BEGIN Records for processing

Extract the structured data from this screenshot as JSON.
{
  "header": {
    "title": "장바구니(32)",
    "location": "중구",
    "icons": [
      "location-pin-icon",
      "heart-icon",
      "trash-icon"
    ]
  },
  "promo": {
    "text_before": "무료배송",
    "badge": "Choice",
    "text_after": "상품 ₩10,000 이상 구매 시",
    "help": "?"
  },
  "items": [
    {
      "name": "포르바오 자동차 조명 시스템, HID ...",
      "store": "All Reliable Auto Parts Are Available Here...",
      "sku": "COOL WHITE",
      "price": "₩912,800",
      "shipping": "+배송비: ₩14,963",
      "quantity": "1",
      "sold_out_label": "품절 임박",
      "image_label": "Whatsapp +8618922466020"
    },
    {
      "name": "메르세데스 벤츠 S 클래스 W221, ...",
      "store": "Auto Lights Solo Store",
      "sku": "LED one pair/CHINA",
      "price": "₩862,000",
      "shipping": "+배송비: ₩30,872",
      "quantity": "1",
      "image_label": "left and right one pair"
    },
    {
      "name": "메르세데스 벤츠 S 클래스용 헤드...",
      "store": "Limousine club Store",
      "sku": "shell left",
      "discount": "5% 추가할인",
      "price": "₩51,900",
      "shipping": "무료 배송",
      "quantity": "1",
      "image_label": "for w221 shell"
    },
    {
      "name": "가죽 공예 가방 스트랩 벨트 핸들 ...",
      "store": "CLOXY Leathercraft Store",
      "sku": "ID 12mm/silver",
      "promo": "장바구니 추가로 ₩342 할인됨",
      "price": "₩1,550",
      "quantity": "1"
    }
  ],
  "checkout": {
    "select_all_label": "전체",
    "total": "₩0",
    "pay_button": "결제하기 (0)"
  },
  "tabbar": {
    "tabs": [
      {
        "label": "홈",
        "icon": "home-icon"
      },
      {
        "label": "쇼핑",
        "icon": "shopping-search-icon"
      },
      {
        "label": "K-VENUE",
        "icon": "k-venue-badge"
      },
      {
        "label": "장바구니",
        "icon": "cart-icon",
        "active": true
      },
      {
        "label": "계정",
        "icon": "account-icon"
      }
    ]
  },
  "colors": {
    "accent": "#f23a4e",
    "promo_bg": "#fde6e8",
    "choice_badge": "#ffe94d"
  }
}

END Records for processing

Work instructions » Exactly reproduce all of the entries.

Correct answer »
Extract the structured data from this screenshot as JSON.
{
  "header": {
    "title": "장바구니(32)",
    "location": "중구",
    "icons": [
      "location-pin-icon",
      "heart-icon",
      "trash-icon"
    ]
  },
  "promo": {
    "text_before": "무료배송",
    "badge": "Choice",
    "text_after": "상품 ₩10,000 이상 구매 시",
    "help": "?"
  },
  "items": [
    {
      "name": "포르바오 자동차 조명 시스템, HID ...",
      "store": "All Reliable Auto Parts Are Available Here...",
      "sku": "COOL WHITE",
      "price": "₩912,800",
      "shipping": "+배송비: ₩14,963",
      "quantity": "1",
      "sold_out_label": "품절 임박",
      "image_label": "Whatsapp +8618922466020"
    },
    {
      "name": "메르세데스 벤츠 S 클래스 W221, ...",
      "store": "Auto Lights Solo Store",
      "sku": "LED one pair/CHINA",
      "price": "₩862,000",
      "shipping": "+배송비: ₩30,872",
      "quantity": "1",
      "image_label": "left and right one pair"
    },
    {
      "name": "메르세데스 벤츠 S 클래스용 헤드...",
      "store": "Limousine club Store",
      "sku": "shell left",
      "discount": "5% 추가할인",
      "price": "₩51,900",
      "shipping": "무료 배송",
      "quantity": "1",
      "image_label": "for w221 shell"
    },
    {
      "name": "가죽 공예 가방 스트랩 벨트 핸들 ...",
      "store": "CLOXY Leathercraft Store",
      "sku": "ID 12mm/silver",
      "promo": "장바구니 추가로 ₩342 할인됨",
      "price": "₩1,550",
      "quantity": "1"
    }
  ],
  "checkout": {
    "select_all_label": "전체",
    "total": "₩0",
    "pay_button": "결제하기 (0)"
  },
  "tabbar": {
    "tabs": [
      {
        "label": "홈",
        "icon": "home-icon"
      },
      {
        "label": "쇼핑",
        "icon": "shopping-search-icon"
      },
      {
        "label": "K-VENUE",
        "icon": "k-venue-badge"
      },
      {
        "label": "장바구니",
        "icon": "cart-icon",
        "active": true
      },
      {
        "label": "계정",
        "icon": "account-icon"
      }
    ]
  },
  "colors": {
    "accent": "#f23a4e",
    "promo_bg": "#fde6e8",
    "choice_badge": "#ffe94d"
  }
}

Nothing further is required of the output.